(Data excerpts)
------

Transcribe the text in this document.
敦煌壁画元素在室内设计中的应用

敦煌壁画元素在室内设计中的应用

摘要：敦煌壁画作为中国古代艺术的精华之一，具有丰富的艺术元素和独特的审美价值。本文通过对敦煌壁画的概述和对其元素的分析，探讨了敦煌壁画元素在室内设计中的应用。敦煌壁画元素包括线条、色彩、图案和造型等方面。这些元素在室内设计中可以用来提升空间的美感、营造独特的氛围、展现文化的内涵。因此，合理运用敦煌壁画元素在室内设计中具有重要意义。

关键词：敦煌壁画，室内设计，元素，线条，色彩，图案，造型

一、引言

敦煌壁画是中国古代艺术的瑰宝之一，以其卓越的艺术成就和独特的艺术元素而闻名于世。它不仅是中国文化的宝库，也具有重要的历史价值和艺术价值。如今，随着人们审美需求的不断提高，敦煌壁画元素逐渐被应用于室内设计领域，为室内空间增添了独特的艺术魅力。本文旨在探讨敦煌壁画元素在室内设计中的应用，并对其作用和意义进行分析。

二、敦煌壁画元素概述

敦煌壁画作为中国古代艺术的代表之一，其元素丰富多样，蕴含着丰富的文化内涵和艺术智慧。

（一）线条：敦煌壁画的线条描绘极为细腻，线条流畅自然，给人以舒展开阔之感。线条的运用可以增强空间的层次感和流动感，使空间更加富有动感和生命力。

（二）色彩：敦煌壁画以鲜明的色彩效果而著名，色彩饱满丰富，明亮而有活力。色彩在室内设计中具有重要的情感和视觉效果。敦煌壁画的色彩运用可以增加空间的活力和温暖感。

------

# What to produce:
Transcribe the entire listing above precisely.

# Written response:
Transcribe the text in this document.
敦煌壁画元素在室内设计中的应用

敦煌壁画元素在室内设计中的应用

摘要：敦煌壁画作为中国古代艺术的精华之一，具有丰富的艺术元素和独特的审美价值。本文通过对敦煌壁画的概述和对其元素的分析，探讨了敦煌壁画元素在室内设计中的应用。敦煌壁画元素包括线条、色彩、图案和造型等方面。这些元素在室内设计中可以用来提升空间的美感、营造独特的氛围、展现文化的内涵。因此，合理运用敦煌壁画元素在室内设计中具有重要意义。

关键词：敦煌壁画，室内设计，元素，线条，色彩，图案，造型

一、引言

敦煌壁画是中国古代艺术的瑰宝之一，以其卓越的艺术成就和独特的艺术元素而闻名于世。它不仅是中国文化的宝库，也具有重要的历史价值和艺术价值。如今，随着人们审美需求的不断提高，敦煌壁画元素逐渐被应用于室内设计领域，为室内空间增添了独特的艺术魅力。本文旨在探讨敦煌壁画元素在室内设计中的应用，并对其作用和意义进行分析。

二、敦煌壁画元素概述

敦煌壁画作为中国古代艺术的代表之一，其元素丰富多样，蕴含着丰富的文化内涵和艺术智慧。

（一）线条：敦煌壁画的线条描绘极为细腻，线条流畅自然，给人以舒展开阔之感。线条的运用可以增强空间的层次感和流动感，使空间更加富有动感和生命力。

（二）色彩：敦煌壁画以鲜明的色彩效果而著名，色彩饱满丰富，明亮而有活力。色彩在室内设计中具有重要的情感和视觉效果。敦煌壁画的色彩运用可以增加空间的活力和温暖感。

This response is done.